*** Data provided ***
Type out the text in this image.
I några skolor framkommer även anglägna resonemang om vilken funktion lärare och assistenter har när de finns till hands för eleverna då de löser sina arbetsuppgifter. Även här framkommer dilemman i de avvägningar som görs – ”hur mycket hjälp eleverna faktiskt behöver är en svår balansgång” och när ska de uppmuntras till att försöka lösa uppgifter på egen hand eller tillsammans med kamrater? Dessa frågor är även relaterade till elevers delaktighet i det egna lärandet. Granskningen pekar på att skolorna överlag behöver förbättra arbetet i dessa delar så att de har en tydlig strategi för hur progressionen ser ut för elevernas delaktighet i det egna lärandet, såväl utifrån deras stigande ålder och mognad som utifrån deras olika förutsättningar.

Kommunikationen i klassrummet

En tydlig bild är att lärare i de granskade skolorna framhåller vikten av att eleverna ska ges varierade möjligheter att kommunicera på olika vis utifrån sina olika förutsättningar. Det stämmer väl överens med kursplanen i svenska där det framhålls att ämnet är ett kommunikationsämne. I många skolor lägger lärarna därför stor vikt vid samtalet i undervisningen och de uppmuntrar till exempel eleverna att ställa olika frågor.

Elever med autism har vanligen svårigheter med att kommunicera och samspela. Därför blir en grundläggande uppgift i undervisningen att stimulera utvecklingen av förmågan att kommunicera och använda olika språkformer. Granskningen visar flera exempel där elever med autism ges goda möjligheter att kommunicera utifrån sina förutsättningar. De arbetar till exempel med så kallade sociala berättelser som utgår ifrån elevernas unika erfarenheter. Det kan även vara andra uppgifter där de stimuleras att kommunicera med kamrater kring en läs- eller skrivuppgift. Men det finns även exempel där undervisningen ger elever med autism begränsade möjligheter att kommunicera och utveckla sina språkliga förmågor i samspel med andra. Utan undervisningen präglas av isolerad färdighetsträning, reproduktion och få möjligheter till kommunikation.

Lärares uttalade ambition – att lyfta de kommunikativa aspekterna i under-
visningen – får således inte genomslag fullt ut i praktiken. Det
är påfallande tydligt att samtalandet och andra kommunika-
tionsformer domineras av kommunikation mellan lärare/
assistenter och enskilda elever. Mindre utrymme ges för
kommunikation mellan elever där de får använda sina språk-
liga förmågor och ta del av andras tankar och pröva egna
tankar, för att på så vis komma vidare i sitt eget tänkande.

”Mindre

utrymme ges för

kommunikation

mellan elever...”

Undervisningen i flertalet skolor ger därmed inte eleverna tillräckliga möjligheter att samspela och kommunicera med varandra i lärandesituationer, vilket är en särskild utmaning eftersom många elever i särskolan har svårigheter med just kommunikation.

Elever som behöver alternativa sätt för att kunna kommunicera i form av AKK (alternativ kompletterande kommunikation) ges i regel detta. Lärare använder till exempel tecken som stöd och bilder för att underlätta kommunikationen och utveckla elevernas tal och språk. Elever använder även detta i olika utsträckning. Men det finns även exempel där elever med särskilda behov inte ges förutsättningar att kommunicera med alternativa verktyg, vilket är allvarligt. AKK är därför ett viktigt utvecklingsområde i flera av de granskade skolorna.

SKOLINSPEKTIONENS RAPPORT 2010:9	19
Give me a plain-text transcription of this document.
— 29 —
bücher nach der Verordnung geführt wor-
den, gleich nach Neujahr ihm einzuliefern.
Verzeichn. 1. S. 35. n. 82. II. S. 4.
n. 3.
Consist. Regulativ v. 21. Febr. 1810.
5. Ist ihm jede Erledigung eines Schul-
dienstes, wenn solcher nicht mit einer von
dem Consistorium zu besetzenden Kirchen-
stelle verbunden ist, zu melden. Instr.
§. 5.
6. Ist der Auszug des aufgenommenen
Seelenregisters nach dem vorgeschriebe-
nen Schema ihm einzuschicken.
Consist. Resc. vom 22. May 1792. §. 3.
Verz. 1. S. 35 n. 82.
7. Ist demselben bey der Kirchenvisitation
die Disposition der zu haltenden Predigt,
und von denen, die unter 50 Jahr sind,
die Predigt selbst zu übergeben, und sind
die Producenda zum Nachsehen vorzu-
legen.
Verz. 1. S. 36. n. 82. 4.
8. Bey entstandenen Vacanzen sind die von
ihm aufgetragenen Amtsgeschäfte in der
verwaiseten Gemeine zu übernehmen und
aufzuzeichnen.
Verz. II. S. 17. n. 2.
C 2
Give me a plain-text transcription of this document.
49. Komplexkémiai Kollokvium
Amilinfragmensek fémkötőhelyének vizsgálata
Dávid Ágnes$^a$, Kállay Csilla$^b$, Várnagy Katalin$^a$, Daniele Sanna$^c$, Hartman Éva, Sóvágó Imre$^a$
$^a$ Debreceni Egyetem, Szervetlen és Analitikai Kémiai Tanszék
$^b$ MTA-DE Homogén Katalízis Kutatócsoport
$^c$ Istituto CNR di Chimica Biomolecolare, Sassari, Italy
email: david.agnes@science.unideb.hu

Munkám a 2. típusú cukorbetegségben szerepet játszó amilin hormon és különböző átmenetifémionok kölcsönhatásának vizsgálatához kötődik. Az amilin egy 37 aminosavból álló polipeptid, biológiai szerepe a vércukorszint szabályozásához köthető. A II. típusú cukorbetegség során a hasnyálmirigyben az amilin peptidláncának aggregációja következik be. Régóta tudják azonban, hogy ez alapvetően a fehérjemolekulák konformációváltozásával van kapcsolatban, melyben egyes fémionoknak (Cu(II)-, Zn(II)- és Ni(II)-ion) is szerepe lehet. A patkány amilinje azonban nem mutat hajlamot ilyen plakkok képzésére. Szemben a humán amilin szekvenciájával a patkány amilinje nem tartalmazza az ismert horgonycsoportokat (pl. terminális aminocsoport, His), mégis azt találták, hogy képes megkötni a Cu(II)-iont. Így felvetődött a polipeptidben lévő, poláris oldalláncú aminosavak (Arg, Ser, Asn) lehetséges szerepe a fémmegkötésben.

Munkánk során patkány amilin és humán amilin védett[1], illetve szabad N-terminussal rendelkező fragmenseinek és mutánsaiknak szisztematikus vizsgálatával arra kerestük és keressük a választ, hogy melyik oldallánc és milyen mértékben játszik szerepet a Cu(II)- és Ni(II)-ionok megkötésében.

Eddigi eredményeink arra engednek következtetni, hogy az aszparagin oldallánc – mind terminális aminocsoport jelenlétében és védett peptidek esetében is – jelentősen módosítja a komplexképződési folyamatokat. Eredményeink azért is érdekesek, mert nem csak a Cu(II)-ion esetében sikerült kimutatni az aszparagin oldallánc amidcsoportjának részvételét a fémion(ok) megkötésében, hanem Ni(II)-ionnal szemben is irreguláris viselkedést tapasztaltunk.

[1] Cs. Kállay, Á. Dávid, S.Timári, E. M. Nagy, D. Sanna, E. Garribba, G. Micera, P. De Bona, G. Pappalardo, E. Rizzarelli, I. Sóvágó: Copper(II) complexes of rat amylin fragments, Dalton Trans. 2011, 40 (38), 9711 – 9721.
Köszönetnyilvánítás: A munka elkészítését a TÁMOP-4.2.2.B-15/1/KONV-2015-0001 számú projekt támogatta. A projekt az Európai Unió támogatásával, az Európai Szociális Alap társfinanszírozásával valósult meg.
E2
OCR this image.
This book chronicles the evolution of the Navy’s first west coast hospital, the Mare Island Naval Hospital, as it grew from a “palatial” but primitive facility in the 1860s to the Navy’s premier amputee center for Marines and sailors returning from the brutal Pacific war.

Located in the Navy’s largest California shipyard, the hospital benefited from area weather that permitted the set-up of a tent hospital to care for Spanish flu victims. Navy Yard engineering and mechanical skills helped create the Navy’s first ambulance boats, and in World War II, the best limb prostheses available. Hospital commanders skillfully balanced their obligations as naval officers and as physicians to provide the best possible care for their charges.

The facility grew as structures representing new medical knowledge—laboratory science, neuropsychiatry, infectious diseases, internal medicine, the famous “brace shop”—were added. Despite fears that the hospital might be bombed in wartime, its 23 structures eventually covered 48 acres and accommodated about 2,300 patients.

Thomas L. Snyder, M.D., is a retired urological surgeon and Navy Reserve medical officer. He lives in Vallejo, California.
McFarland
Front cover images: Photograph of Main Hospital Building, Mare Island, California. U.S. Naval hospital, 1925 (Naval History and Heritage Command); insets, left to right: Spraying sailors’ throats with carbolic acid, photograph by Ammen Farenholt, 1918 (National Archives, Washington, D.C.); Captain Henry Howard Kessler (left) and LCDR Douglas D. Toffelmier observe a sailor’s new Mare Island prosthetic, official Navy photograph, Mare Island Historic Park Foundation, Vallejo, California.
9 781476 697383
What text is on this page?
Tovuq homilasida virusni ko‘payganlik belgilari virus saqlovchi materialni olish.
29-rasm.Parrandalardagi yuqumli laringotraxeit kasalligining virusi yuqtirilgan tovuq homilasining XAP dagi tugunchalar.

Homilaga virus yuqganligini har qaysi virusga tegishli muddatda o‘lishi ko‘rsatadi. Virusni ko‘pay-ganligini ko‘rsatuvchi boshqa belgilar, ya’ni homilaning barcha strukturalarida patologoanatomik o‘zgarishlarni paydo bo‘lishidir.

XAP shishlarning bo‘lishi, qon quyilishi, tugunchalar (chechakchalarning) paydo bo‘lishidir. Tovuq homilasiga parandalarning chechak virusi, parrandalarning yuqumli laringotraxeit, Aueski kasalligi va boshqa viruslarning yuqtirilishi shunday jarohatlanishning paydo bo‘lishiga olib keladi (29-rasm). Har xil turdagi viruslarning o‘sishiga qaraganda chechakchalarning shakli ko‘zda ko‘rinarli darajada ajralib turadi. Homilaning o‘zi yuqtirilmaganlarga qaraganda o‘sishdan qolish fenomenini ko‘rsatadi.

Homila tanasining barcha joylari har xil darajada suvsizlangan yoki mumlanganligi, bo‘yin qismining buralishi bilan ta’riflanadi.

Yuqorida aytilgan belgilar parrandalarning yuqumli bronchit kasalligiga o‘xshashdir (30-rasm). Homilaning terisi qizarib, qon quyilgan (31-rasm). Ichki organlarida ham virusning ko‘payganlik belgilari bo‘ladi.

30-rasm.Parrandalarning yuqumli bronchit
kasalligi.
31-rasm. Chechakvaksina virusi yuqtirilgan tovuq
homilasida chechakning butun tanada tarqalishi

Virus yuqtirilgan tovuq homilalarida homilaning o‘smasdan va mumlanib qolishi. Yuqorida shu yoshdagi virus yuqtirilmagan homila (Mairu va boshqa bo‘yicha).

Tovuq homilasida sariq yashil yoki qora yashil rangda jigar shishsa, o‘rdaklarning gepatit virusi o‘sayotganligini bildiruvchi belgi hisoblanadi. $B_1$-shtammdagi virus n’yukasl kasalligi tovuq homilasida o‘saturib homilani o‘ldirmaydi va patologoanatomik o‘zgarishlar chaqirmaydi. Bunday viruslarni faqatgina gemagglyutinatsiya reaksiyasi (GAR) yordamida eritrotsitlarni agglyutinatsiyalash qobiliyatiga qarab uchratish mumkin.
***
▶ Work to complete
If a line in the records has the word "során", copy that line.

▶ Your solution
Munkám a 2. típusú cukorbetegségben szerepet játszó amilin hormon és különböző átmenetifémionok kölcsönhatásának vizsgálatához kötődik. Az amilin egy 37 aminosavból álló polipeptid, biológiai szerepe a vércukorszint szabályozásához köthető. A II. típusú cukorbetegség során a hasnyálmirigyben az amilin peptidláncának aggregációja következik be. Régóta tudják azonban, hogy ez alapvetően a fehérjemolekulák konformációváltozásával van kapcsolatban, melyben egyes fémionoknak (Cu(II)-, Zn(II)- és Ni(II)-ion) is szerepe lehet. A patkány amilinje azonban nem mutat hajlamot ilyen plakkok képzésére. Szemben a humán amilin szekvenciájával a patkány amilinje nem tartalmazza az ismert horgonycsoportokat (pl. terminális aminocsoport, His), mégis azt találták, hogy képes megkötni a Cu(II)-iont. Így felvetődött a polipeptidben lévő, poláris oldalláncú aminosavak (Arg, Ser, Asn) lehetséges szerepe a fémmegkötésben.
Munkánk során patkány amilin és humán amilin védett[1], illetve szabad N-terminussal rendelkező fragmenseinek és mutánsaiknak szisztematikus vizsgálatával arra kerestük és keressük a választ, hogy melyik oldallánc és milyen mértékben játszik szerepet a Cu(II)- és Ni(II)-ionok megkötésében.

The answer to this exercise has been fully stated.